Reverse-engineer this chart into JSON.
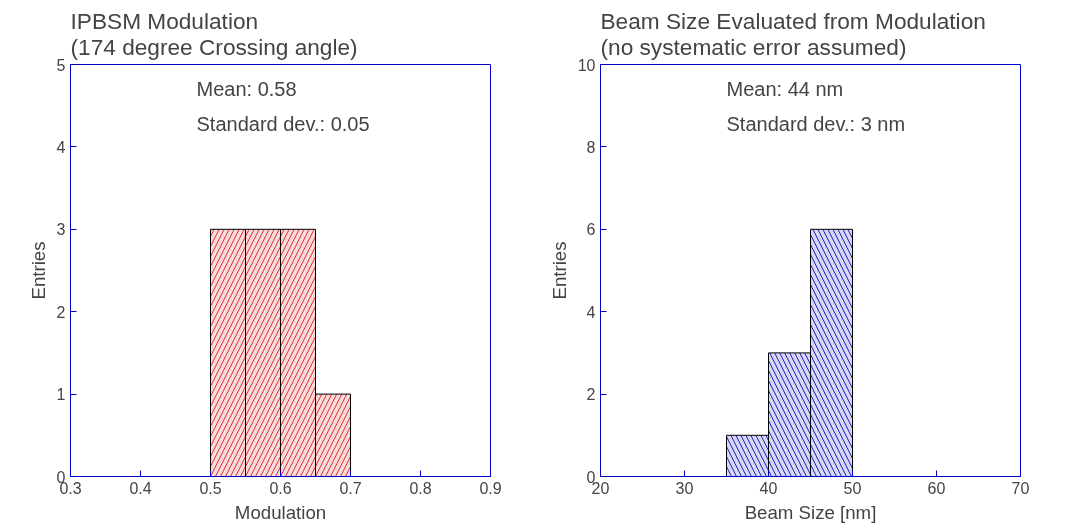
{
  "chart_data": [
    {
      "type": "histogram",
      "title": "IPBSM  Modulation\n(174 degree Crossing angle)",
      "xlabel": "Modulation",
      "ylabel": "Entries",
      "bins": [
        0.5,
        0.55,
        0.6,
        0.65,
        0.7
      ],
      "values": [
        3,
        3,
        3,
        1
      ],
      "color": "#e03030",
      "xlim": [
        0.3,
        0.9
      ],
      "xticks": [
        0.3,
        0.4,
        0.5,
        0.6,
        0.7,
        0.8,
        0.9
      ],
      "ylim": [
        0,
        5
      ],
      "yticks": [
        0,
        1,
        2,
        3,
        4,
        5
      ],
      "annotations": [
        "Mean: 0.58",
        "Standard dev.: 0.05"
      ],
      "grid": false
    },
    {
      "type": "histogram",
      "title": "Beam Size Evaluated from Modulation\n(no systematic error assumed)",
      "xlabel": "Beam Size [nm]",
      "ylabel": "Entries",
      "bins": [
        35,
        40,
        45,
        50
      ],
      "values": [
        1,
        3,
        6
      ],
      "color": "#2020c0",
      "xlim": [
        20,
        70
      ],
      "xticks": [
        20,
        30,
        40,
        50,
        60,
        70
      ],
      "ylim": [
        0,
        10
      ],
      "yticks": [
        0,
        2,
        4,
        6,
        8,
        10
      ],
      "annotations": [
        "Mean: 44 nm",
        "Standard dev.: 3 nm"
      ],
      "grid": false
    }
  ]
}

= = = = = = =

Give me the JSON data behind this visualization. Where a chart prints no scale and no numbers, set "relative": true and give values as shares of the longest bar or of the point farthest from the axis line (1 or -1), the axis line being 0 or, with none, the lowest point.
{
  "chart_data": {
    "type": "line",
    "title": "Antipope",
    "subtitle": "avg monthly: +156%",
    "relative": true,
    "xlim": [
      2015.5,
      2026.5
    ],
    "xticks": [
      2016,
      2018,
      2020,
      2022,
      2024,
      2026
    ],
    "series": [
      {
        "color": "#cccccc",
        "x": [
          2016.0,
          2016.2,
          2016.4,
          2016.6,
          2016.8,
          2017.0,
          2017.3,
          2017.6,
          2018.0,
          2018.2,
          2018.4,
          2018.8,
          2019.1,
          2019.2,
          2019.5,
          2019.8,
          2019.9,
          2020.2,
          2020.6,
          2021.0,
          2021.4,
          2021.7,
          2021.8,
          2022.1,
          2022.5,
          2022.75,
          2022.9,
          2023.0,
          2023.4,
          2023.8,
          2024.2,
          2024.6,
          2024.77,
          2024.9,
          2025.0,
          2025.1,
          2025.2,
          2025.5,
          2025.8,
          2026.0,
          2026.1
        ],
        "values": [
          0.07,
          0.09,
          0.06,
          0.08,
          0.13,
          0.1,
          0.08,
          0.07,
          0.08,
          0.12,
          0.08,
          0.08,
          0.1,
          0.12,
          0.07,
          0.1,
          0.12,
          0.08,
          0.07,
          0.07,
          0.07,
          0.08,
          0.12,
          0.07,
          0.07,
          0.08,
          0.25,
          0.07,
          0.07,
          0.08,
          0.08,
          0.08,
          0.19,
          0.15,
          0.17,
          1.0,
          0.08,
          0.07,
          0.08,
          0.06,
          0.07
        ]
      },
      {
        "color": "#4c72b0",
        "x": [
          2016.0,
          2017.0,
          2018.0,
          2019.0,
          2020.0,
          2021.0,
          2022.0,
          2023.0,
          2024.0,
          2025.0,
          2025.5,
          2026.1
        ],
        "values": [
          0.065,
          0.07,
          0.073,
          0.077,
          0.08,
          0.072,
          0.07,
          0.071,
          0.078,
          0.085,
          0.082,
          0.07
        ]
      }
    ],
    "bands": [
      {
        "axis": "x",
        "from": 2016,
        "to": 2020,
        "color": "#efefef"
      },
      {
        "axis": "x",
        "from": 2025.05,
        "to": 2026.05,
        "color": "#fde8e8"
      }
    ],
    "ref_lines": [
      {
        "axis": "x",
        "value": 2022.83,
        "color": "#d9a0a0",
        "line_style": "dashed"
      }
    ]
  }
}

= = = = = = =

Collect every line with the string "xlabel" from the records, and copy each.

SOLUTION:
      "xlabel": "Modulation",
      "xlabel": "Beam Size [nm]",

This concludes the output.